begin Information supplied

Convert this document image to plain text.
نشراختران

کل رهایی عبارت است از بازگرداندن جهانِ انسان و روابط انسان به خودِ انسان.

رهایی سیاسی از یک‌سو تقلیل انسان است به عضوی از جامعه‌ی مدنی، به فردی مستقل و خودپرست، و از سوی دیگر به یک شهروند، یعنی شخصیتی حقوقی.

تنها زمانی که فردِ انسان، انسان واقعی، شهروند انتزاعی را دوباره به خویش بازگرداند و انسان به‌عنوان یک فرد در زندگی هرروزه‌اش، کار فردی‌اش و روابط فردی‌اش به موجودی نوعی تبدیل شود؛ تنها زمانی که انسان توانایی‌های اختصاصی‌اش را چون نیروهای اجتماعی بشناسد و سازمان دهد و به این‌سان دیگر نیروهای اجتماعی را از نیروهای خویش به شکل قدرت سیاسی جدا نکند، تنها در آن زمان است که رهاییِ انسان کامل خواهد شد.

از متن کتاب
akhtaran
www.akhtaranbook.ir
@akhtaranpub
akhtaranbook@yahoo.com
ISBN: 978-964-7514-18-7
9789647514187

end Information supplied
begin Information supplied

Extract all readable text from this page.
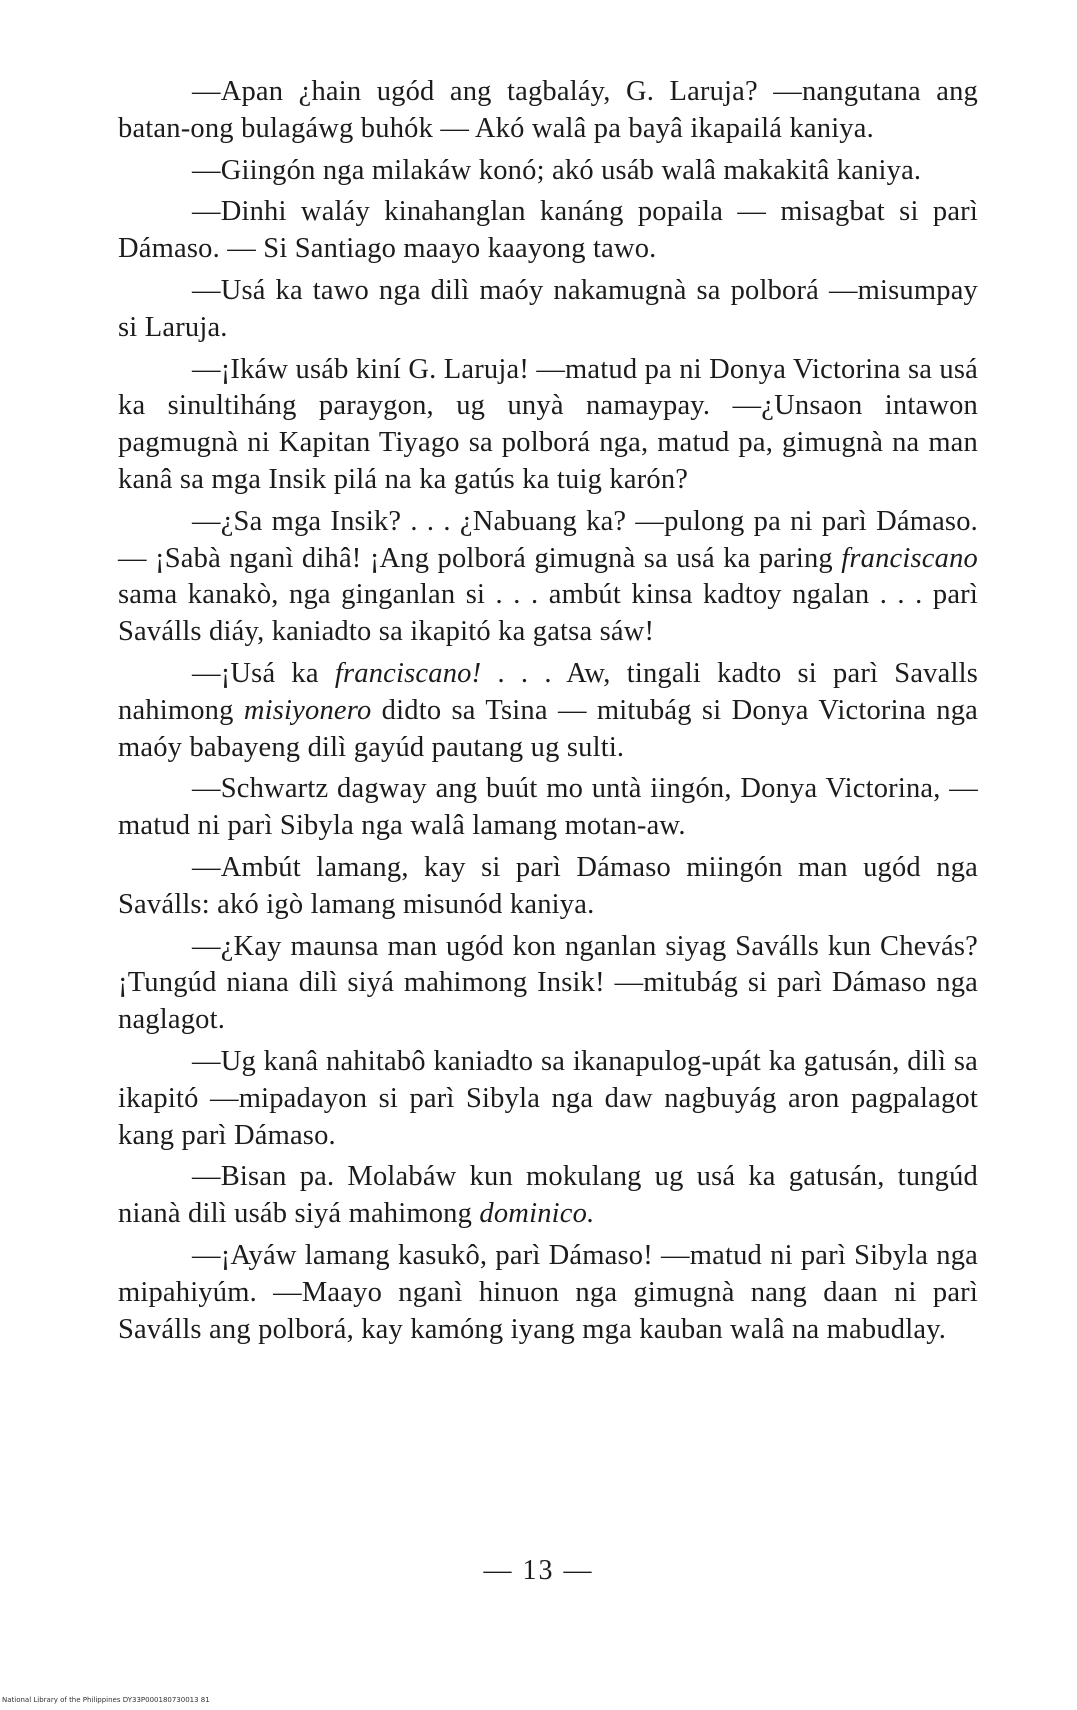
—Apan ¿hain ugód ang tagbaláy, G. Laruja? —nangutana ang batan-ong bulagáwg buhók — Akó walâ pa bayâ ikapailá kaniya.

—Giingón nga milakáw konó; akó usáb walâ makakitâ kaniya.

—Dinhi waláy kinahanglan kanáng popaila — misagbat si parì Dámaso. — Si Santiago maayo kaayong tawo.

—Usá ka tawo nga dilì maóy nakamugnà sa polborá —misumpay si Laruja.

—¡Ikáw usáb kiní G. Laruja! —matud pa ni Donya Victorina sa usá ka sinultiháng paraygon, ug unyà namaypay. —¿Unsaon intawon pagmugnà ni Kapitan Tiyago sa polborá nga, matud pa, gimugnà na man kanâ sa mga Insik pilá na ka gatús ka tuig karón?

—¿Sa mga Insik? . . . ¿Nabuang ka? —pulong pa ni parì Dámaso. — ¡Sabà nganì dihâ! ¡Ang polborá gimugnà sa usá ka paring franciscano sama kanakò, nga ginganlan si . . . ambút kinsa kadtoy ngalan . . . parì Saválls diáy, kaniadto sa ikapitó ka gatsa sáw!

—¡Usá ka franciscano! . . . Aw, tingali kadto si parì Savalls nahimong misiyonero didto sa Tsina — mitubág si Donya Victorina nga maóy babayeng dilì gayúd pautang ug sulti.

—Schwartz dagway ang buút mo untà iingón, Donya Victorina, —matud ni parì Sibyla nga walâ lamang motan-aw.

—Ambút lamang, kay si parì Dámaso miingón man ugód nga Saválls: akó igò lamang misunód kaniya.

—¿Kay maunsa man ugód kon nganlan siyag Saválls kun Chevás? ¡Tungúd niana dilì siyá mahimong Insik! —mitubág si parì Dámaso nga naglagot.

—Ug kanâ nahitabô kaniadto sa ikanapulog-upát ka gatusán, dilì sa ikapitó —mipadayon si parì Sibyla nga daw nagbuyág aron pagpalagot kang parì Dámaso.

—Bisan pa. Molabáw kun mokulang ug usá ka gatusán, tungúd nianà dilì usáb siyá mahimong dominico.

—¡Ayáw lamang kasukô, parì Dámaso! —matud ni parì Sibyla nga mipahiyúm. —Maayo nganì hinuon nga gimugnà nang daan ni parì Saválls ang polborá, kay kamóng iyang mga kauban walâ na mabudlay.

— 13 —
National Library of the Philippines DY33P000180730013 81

end Information supplied

__Given problem__:
Pick out and copy the lines of the entries that hold the string "Sibyla".

__Reply to the task__:
—Schwartz dagway ang buút mo untà iingón, Donya Victorina, —matud ni parì Sibyla nga walâ lamang motan-aw.
—Ug kanâ nahitabô kaniadto sa ikanapulog-upát ka gatusán, dilì sa ikapitó —mipadayon si parì Sibyla nga daw nagbuyág aron pagpalagot kang parì Dámaso.
—¡Ayáw lamang kasukô, parì Dámaso! —matud ni parì Sibyla nga mipahiyúm. —Maayo nganì hinuon nga gimugnà nang daan ni parì Saválls ang polborá, kay kamóng iyang mga kauban walâ na mabudlay.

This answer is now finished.